# START OF Provided data

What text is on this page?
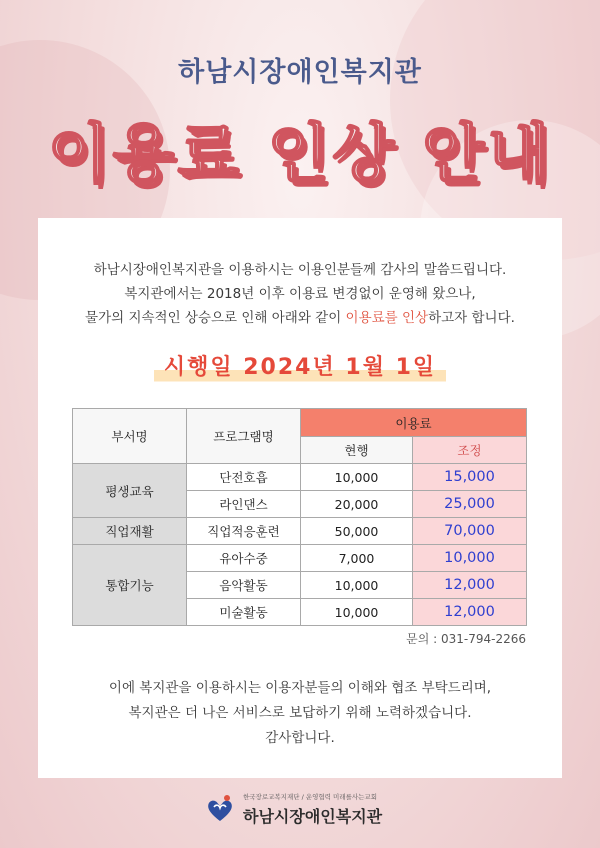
하남시장애인복지관
이용료 인상 안내
하남시장애인복지관을 이용하시는 이용인분들께 감사의 말씀드립니다.
복지관에서는 2018년 이후 이용료 변경없이 운영해 왔으나,
물가의 지속적인 상승으로 인해 아래와 같이 이용료를 인상하고자 합니다.
시행일 2024년 1월 1일
부서명	프로그램명	이용료	
		현행	조정
평생교육	단전호흡	10,000	15,000
	라인댄스	20,000	25,000
직업재활	직업적응훈련	50,000	70,000
통합기능	유아수중	7,000	10,000
	음악활동	10,000	12,000
	미술활동	10,000	12,000
문의 : 031-794-2266
이에 복지관을 이용하시는 이용자분들의 이해와 협조 부탁드리며,
복지관은 더 나은 서비스로 보답하기 위해 노력하겠습니다.
감사합니다.
한국장로교복지재단 / 운영협력 미래를사는교회
하남시장애인복지관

# END OF Provided data

Task to carry out =
Omit each picture, then return all of the listing exactly as it stands.

Solved exercise =
What text is on this page?
하남시장애인복지관
이용료 인상 안내
하남시장애인복지관을 이용하시는 이용인분들께 감사의 말씀드립니다.
복지관에서는 2018년 이후 이용료 변경없이 운영해 왔으나,
물가의 지속적인 상승으로 인해 아래와 같이 이용료를 인상하고자 합니다.
시행일 2024년 1월 1일
부서명	프로그램명	이용료	
		현행	조정
평생교육	단전호흡	10,000	15,000
	라인댄스	20,000	25,000
직업재활	직업적응훈련	50,000	70,000
통합기능	유아수중	7,000	10,000
	음악활동	10,000	12,000
	미술활동	10,000	12,000
문의 : 031-794-2266
이에 복지관을 이용하시는 이용자분들의 이해와 협조 부탁드리며,
복지관은 더 나은 서비스로 보답하기 위해 노력하겠습니다.
감사합니다.
한국장로교복지재단 / 운영협력 미래를사는교회
하남시장애인복지관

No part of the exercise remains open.